Tell how many lines have the string "pour" in them, and write nothing besides the number.

START

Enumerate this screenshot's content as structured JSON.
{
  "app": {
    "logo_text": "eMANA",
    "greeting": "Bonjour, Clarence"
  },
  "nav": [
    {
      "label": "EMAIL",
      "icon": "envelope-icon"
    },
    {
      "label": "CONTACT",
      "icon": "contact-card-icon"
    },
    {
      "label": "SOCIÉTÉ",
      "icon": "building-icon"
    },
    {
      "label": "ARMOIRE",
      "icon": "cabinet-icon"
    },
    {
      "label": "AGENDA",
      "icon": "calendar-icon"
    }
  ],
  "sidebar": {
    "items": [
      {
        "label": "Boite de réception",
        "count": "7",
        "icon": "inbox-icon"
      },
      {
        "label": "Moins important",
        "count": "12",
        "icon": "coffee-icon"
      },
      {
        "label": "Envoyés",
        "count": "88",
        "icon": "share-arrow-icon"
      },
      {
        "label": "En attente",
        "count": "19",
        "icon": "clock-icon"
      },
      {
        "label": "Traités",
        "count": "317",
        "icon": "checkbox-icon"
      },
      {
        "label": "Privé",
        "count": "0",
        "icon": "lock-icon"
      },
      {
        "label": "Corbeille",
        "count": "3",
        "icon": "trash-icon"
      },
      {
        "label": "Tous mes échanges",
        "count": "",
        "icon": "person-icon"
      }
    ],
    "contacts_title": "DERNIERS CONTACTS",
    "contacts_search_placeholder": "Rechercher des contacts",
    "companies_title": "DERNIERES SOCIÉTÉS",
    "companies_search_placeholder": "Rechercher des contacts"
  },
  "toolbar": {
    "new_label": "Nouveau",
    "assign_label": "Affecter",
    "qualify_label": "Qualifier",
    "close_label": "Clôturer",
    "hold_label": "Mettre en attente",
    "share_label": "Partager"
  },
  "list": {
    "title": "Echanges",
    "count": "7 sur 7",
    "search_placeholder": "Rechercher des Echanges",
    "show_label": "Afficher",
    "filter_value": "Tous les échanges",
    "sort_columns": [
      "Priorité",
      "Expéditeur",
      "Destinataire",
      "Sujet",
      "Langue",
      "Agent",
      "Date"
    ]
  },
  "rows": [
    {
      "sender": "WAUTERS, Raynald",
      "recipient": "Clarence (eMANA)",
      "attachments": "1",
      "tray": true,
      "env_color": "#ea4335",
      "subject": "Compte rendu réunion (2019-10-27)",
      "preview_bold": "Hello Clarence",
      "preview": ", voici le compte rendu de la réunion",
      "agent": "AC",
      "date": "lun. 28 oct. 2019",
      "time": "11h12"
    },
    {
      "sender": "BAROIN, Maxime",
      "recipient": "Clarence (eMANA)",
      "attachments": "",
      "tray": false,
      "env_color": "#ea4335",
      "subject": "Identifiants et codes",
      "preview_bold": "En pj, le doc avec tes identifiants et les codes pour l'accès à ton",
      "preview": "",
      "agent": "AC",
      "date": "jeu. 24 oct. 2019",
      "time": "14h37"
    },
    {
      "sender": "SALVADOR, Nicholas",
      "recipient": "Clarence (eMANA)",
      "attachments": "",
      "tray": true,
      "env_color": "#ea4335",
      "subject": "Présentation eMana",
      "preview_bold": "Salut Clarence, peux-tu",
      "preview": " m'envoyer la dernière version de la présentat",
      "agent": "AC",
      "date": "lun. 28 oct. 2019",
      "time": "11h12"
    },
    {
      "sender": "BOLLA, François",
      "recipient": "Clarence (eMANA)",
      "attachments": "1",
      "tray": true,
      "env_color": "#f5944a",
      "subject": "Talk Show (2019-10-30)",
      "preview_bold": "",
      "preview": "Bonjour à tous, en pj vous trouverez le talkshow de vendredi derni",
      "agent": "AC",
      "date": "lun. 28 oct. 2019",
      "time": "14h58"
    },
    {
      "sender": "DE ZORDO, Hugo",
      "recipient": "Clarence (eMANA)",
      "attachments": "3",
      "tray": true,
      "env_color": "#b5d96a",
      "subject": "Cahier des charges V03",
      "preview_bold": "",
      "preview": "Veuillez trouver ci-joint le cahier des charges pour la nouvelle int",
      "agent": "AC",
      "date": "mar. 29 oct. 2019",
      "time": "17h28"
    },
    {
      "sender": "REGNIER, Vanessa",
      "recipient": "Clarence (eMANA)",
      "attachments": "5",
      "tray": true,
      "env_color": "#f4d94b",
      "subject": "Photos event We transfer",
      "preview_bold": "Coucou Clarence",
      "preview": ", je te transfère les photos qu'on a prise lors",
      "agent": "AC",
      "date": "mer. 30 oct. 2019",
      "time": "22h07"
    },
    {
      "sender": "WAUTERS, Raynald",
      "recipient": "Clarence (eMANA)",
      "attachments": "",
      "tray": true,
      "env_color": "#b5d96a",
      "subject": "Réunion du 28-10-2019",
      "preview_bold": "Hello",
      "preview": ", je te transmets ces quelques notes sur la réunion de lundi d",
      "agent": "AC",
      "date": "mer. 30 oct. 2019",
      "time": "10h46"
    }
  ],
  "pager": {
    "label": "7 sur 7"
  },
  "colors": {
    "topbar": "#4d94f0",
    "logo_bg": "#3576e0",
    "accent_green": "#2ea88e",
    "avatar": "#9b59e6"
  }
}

END

* **ANSWER TO THE EXERCISE**
2